BEGIN Material provided

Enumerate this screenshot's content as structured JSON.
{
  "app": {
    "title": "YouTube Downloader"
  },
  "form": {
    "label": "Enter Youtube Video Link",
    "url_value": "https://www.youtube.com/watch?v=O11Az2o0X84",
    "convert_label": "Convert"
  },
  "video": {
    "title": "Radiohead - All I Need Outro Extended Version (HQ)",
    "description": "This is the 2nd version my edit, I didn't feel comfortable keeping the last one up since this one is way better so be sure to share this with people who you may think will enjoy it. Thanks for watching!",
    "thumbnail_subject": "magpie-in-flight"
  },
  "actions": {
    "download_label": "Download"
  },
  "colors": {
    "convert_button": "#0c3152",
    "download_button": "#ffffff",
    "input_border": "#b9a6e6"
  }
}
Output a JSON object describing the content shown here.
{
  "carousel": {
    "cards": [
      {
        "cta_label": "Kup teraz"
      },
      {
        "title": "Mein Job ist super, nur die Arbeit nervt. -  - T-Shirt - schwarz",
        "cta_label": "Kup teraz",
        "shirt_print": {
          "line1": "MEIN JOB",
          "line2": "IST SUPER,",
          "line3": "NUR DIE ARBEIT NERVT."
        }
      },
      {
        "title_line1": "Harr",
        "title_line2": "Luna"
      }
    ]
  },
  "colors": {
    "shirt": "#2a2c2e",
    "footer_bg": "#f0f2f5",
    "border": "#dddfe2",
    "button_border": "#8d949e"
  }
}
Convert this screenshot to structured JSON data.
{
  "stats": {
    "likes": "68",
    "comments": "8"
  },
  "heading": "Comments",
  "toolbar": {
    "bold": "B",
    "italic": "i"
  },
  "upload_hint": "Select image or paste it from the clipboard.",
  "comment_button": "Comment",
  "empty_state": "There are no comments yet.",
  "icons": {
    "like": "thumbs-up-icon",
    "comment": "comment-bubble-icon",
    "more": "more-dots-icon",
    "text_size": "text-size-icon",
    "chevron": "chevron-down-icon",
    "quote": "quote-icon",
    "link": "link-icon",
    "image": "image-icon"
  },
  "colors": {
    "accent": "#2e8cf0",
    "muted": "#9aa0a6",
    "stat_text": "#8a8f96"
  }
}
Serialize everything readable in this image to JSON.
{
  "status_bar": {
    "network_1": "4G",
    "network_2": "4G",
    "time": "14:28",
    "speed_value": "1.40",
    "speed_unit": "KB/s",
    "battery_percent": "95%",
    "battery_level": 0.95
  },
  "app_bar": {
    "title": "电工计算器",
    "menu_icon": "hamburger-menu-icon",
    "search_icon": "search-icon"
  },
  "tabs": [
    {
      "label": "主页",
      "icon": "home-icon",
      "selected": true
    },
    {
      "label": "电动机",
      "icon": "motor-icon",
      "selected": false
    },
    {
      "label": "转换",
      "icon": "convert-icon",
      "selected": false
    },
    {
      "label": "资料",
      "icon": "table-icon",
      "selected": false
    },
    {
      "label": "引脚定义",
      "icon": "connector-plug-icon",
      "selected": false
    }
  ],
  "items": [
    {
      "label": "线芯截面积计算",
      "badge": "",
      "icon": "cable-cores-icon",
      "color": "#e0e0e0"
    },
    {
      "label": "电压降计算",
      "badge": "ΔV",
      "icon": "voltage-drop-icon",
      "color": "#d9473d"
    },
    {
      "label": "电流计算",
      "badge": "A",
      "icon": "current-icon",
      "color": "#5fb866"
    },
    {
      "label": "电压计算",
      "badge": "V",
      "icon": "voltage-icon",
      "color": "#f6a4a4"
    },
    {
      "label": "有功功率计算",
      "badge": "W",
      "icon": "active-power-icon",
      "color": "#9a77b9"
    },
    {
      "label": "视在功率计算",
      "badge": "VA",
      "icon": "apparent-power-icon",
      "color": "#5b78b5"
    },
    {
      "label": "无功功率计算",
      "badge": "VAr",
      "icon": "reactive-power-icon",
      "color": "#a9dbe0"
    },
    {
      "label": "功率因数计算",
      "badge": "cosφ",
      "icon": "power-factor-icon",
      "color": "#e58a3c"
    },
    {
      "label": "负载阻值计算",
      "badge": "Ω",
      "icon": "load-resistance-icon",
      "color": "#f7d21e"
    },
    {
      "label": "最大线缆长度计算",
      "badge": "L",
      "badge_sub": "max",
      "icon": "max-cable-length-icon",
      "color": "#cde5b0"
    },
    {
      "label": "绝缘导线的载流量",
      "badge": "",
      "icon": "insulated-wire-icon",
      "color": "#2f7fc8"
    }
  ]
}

END Material provided

▶ Prompt:
Retype the records above exactly.

▶ Correct output:
Enumerate this screenshot's content as structured JSON.
{
  "app": {
    "title": "YouTube Downloader"
  },
  "form": {
    "label": "Enter Youtube Video Link",
    "url_value": "https://www.youtube.com/watch?v=O11Az2o0X84",
    "convert_label": "Convert"
  },
  "video": {
    "title": "Radiohead - All I Need Outro Extended Version (HQ)",
    "description": "This is the 2nd version my edit, I didn't feel comfortable keeping the last one up since this one is way better so be sure to share this with people who you may think will enjoy it. Thanks for watching!",
    "thumbnail_subject": "magpie-in-flight"
  },
  "actions": {
    "download_label": "Download"
  },
  "colors": {
    "convert_button": "#0c3152",
    "download_button": "#ffffff",
    "input_border": "#b9a6e6"
  }
}
Output a JSON object describing the content shown here.
{
  "carousel": {
    "cards": [
      {
        "cta_label": "Kup teraz"
      },
      {
        "title": "Mein Job ist super, nur die Arbeit nervt. -  - T-Shirt - schwarz",
        "cta_label": "Kup teraz",
        "shirt_print": {
          "line1": "MEIN JOB",
          "line2": "IST SUPER,",
          "line3": "NUR DIE ARBEIT NERVT."
        }
      },
      {
        "title_line1": "Harr",
        "title_line2": "Luna"
      }
    ]
  },
  "colors": {
    "shirt": "#2a2c2e",
    "footer_bg": "#f0f2f5",
    "border": "#dddfe2",
    "button_border": "#8d949e"
  }
}
Convert this screenshot to structured JSON data.
{
  "stats": {
    "likes": "68",
    "comments": "8"
  },
  "heading": "Comments",
  "toolbar": {
    "bold": "B",
    "italic": "i"
  },
  "upload_hint": "Select image or paste it from the clipboard.",
  "comment_button": "Comment",
  "empty_state": "There are no comments yet.",
  "icons": {
    "like": "thumbs-up-icon",
    "comment": "comment-bubble-icon",
    "more": "more-dots-icon",
    "text_size": "text-size-icon",
    "chevron": "chevron-down-icon",
    "quote": "quote-icon",
    "link": "link-icon",
    "image": "image-icon"
  },
  "colors": {
    "accent": "#2e8cf0",
    "muted": "#9aa0a6",
    "stat_text": "#8a8f96"
  }
}
Serialize everything readable in this image to JSON.
{
  "status_bar": {
    "network_1": "4G",
    "network_2": "4G",
    "time": "14:28",
    "speed_value": "1.40",
    "speed_unit": "KB/s",
    "battery_percent": "95%",
    "battery_level": 0.95
  },
  "app_bar": {
    "title": "电工计算器",
    "menu_icon": "hamburger-menu-icon",
    "search_icon": "search-icon"
  },
  "tabs": [
    {
      "label": "主页",
      "icon": "home-icon",
      "selected": true
    },
    {
      "label": "电动机",
      "icon": "motor-icon",
      "selected": false
    },
    {
      "label": "转换",
      "icon": "convert-icon",
      "selected": false
    },
    {
      "label": "资料",
      "icon": "table-icon",
      "selected": false
    },
    {
      "label": "引脚定义",
      "icon": "connector-plug-icon",
      "selected": false
    }
  ],
  "items": [
    {
      "label": "线芯截面积计算",
      "badge": "",
      "icon": "cable-cores-icon",
      "color": "#e0e0e0"
    },
    {
      "label": "电压降计算",
      "badge": "ΔV",
      "icon": "voltage-drop-icon",
      "color": "#d9473d"
    },
    {
      "label": "电流计算",
      "badge": "A",
      "icon": "current-icon",
      "color": "#5fb866"
    },
    {
      "label": "电压计算",
      "badge": "V",
      "icon": "voltage-icon",
      "color": "#f6a4a4"
    },
    {
      "label": "有功功率计算",
      "badge": "W",
      "icon": "active-power-icon",
      "color": "#9a77b9"
    },
    {
      "label": "视在功率计算",
      "badge": "VA",
      "icon": "apparent-power-icon",
      "color": "#5b78b5"
    },
    {
      "label": "无功功率计算",
      "badge": "VAr",
      "icon": "reactive-power-icon",
      "color": "#a9dbe0"
    },
    {
      "label": "功率因数计算",
      "badge": "cosφ",
      "icon": "power-factor-icon",
      "color": "#e58a3c"
    },
    {
      "label": "负载阻值计算",
      "badge": "Ω",
      "icon": "load-resistance-icon",
      "color": "#f7d21e"
    },
    {
      "label": "最大线缆长度计算",
      "badge": "L",
      "badge_sub": "max",
      "icon": "max-cable-length-icon",
      "color": "#cde5b0"
    },
    {
      "label": "绝缘导线的载流量",
      "badge": "",
      "icon": "insulated-wire-icon",
      "color": "#2f7fc8"
    }
  ]
}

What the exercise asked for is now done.